- TASK DIRECTIONS
Copy out the entries in full and with complete accuracy; pictures are excluded.

=======

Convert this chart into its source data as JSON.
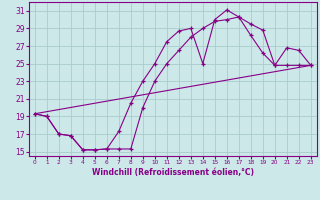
{
  "xlabel": "Windchill (Refroidissement éolien,°C)",
  "bg_color": "#cce8e8",
  "grid_color": "#aacccc",
  "line_color": "#880088",
  "xlim": [
    -0.5,
    23.5
  ],
  "ylim": [
    14.5,
    32.0
  ],
  "xticks": [
    0,
    1,
    2,
    3,
    4,
    5,
    6,
    7,
    8,
    9,
    10,
    11,
    12,
    13,
    14,
    15,
    16,
    17,
    18,
    19,
    20,
    21,
    22,
    23
  ],
  "yticks": [
    15,
    17,
    19,
    21,
    23,
    25,
    27,
    29,
    31
  ],
  "curve1_x": [
    0,
    1,
    2,
    3,
    4,
    5,
    6,
    7,
    8,
    9,
    10,
    11,
    12,
    13,
    14,
    15,
    16,
    17,
    18,
    19,
    20,
    21,
    22,
    23
  ],
  "curve1_y": [
    19.3,
    19.0,
    17.0,
    16.8,
    15.2,
    15.2,
    15.3,
    17.3,
    20.5,
    23.0,
    25.0,
    27.5,
    28.7,
    29.0,
    25.0,
    30.0,
    31.1,
    30.3,
    29.5,
    28.8,
    24.8,
    24.8,
    24.8,
    24.8
  ],
  "curve2_x": [
    0,
    1,
    2,
    3,
    4,
    5,
    6,
    7,
    8,
    9,
    10,
    11,
    12,
    13,
    14,
    15,
    16,
    17,
    18,
    19,
    20,
    21,
    22,
    23
  ],
  "curve2_y": [
    19.3,
    19.0,
    17.0,
    16.8,
    15.2,
    15.2,
    15.3,
    15.3,
    15.3,
    20.0,
    23.0,
    25.0,
    26.5,
    28.0,
    29.0,
    29.8,
    30.0,
    30.3,
    28.2,
    26.2,
    24.8,
    26.8,
    26.5,
    24.8
  ],
  "curve3_x": [
    0,
    23
  ],
  "curve3_y": [
    19.3,
    24.8
  ]
}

=======

- SOLUTION FOR THIS TASK
Convert this chart into its source data as JSON.
{
  "xlabel": "Windchill (Refroidissement éolien,°C)",
  "bg_color": "#cce8e8",
  "grid_color": "#aacccc",
  "line_color": "#880088",
  "xlim": [
    -0.5,
    23.5
  ],
  "ylim": [
    14.5,
    32.0
  ],
  "xticks": [
    0,
    1,
    2,
    3,
    4,
    5,
    6,
    7,
    8,
    9,
    10,
    11,
    12,
    13,
    14,
    15,
    16,
    17,
    18,
    19,
    20,
    21,
    22,
    23
  ],
  "yticks": [
    15,
    17,
    19,
    21,
    23,
    25,
    27,
    29,
    31
  ],
  "curve1_x": [
    0,
    1,
    2,
    3,
    4,
    5,
    6,
    7,
    8,
    9,
    10,
    11,
    12,
    13,
    14,
    15,
    16,
    17,
    18,
    19,
    20,
    21,
    22,
    23
  ],
  "curve1_y": [
    19.3,
    19.0,
    17.0,
    16.8,
    15.2,
    15.2,
    15.3,
    17.3,
    20.5,
    23.0,
    25.0,
    27.5,
    28.7,
    29.0,
    25.0,
    30.0,
    31.1,
    30.3,
    29.5,
    28.8,
    24.8,
    24.8,
    24.8,
    24.8
  ],
  "curve2_x": [
    0,
    1,
    2,
    3,
    4,
    5,
    6,
    7,
    8,
    9,
    10,
    11,
    12,
    13,
    14,
    15,
    16,
    17,
    18,
    19,
    20,
    21,
    22,
    23
  ],
  "curve2_y": [
    19.3,
    19.0,
    17.0,
    16.8,
    15.2,
    15.2,
    15.3,
    15.3,
    15.3,
    20.0,
    23.0,
    25.0,
    26.5,
    28.0,
    29.0,
    29.8,
    30.0,
    30.3,
    28.2,
    26.2,
    24.8,
    26.8,
    26.5,
    24.8
  ],
  "curve3_x": [
    0,
    23
  ],
  "curve3_y": [
    19.3,
    24.8
  ]
}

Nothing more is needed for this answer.